YOUR OBJECTIVE: Copy out all of the data below with no alterations.

PROVIDED ENTRIES:
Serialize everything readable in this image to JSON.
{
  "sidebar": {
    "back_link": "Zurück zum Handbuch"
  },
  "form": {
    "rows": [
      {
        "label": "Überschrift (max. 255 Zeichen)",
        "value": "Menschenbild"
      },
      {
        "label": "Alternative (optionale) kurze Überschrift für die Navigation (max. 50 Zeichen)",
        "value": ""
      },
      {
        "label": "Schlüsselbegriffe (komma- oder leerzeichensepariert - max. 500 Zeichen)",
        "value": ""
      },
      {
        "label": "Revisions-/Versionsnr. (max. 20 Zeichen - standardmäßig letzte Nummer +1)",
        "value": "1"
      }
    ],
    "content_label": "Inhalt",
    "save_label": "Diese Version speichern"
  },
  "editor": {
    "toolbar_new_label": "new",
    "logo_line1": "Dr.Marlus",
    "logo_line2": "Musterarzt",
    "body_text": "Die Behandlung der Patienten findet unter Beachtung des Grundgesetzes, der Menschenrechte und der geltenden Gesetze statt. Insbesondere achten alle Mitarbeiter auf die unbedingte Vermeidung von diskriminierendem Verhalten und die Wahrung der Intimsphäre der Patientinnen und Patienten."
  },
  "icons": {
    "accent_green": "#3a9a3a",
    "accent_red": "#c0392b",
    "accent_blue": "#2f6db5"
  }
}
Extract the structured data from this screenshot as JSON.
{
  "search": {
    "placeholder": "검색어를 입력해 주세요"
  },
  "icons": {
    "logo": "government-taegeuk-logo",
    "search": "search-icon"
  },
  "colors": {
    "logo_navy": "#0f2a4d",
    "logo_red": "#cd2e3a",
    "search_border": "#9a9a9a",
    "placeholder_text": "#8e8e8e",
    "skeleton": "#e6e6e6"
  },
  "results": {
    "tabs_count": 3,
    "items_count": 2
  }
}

ANSWER TO THIS PROBLEM:
Serialize everything readable in this image to JSON.
{
  "sidebar": {
    "back_link": "Zurück zum Handbuch"
  },
  "form": {
    "rows": [
      {
        "label": "Überschrift (max. 255 Zeichen)",
        "value": "Menschenbild"
      },
      {
        "label": "Alternative (optionale) kurze Überschrift für die Navigation (max. 50 Zeichen)",
        "value": ""
      },
      {
        "label": "Schlüsselbegriffe (komma- oder leerzeichensepariert - max. 500 Zeichen)",
        "value": ""
      },
      {
        "label": "Revisions-/Versionsnr. (max. 20 Zeichen - standardmäßig letzte Nummer +1)",
        "value": "1"
      }
    ],
    "content_label": "Inhalt",
    "save_label": "Diese Version speichern"
  },
  "editor": {
    "toolbar_new_label": "new",
    "logo_line1": "Dr.Marlus",
    "logo_line2": "Musterarzt",
    "body_text": "Die Behandlung der Patienten findet unter Beachtung des Grundgesetzes, der Menschenrechte und der geltenden Gesetze statt. Insbesondere achten alle Mitarbeiter auf die unbedingte Vermeidung von diskriminierendem Verhalten und die Wahrung der Intimsphäre der Patientinnen und Patienten."
  },
  "icons": {
    "accent_green": "#3a9a3a",
    "accent_red": "#c0392b",
    "accent_blue": "#2f6db5"
  }
}
Extract the structured data from this screenshot as JSON.
{
  "search": {
    "placeholder": "검색어를 입력해 주세요"
  },
  "icons": {
    "logo": "government-taegeuk-logo",
    "search": "search-icon"
  },
  "colors": {
    "logo_navy": "#0f2a4d",
    "logo_red": "#cd2e3a",
    "search_border": "#9a9a9a",
    "placeholder_text": "#8e8e8e",
    "skeleton": "#e6e6e6"
  },
  "results": {
    "tabs_count": 3,
    "items_count": 2
  }
}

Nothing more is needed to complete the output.